# The task:
Below is a set of records; restate each one word for word.

Stored data:
--------------------------------------------------

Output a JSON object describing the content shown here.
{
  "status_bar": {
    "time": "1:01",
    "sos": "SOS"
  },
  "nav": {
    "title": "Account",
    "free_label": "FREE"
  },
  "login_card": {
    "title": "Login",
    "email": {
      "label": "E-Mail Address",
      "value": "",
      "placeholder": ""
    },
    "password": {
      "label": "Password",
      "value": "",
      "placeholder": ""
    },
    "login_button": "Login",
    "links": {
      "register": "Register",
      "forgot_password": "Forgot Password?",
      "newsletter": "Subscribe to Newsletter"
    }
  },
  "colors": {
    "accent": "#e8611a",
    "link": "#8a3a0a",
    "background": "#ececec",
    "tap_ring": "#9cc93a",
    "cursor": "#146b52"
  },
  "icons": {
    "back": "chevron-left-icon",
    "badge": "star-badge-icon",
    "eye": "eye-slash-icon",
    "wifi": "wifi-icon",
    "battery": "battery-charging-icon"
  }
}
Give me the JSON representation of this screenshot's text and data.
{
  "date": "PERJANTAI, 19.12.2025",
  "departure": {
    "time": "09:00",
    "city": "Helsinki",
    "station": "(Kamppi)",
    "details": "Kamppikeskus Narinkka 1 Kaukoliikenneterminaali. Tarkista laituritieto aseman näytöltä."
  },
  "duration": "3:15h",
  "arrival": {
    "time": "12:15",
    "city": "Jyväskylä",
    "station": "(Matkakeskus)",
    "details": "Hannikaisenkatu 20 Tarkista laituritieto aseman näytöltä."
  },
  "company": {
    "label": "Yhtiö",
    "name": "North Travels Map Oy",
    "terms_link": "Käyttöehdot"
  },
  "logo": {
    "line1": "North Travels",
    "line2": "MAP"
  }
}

--------------------------------------------------

# Final answer:
Output a JSON object describing the content shown here.
{
  "status_bar": {
    "time": "1:01",
    "sos": "SOS"
  },
  "nav": {
    "title": "Account",
    "free_label": "FREE"
  },
  "login_card": {
    "title": "Login",
    "email": {
      "label": "E-Mail Address",
      "value": "",
      "placeholder": ""
    },
    "password": {
      "label": "Password",
      "value": "",
      "placeholder": ""
    },
    "login_button": "Login",
    "links": {
      "register": "Register",
      "forgot_password": "Forgot Password?",
      "newsletter": "Subscribe to Newsletter"
    }
  },
  "colors": {
    "accent": "#e8611a",
    "link": "#8a3a0a",
    "background": "#ececec",
    "tap_ring": "#9cc93a",
    "cursor": "#146b52"
  },
  "icons": {
    "back": "chevron-left-icon",
    "badge": "star-badge-icon",
    "eye": "eye-slash-icon",
    "wifi": "wifi-icon",
    "battery": "battery-charging-icon"
  }
}
Give me the JSON representation of this screenshot's text and data.
{
  "date": "PERJANTAI, 19.12.2025",
  "departure": {
    "time": "09:00",
    "city": "Helsinki",
    "station": "(Kamppi)",
    "details": "Kamppikeskus Narinkka 1 Kaukoliikenneterminaali. Tarkista laituritieto aseman näytöltä."
  },
  "duration": "3:15h",
  "arrival": {
    "time": "12:15",
    "city": "Jyväskylä",
    "station": "(Matkakeskus)",
    "details": "Hannikaisenkatu 20 Tarkista laituritieto aseman näytöltä."
  },
  "company": {
    "label": "Yhtiö",
    "name": "North Travels Map Oy",
    "terms_link": "Käyttöehdot"
  },
  "logo": {
    "line1": "North Travels",
    "line2": "MAP"
  }
}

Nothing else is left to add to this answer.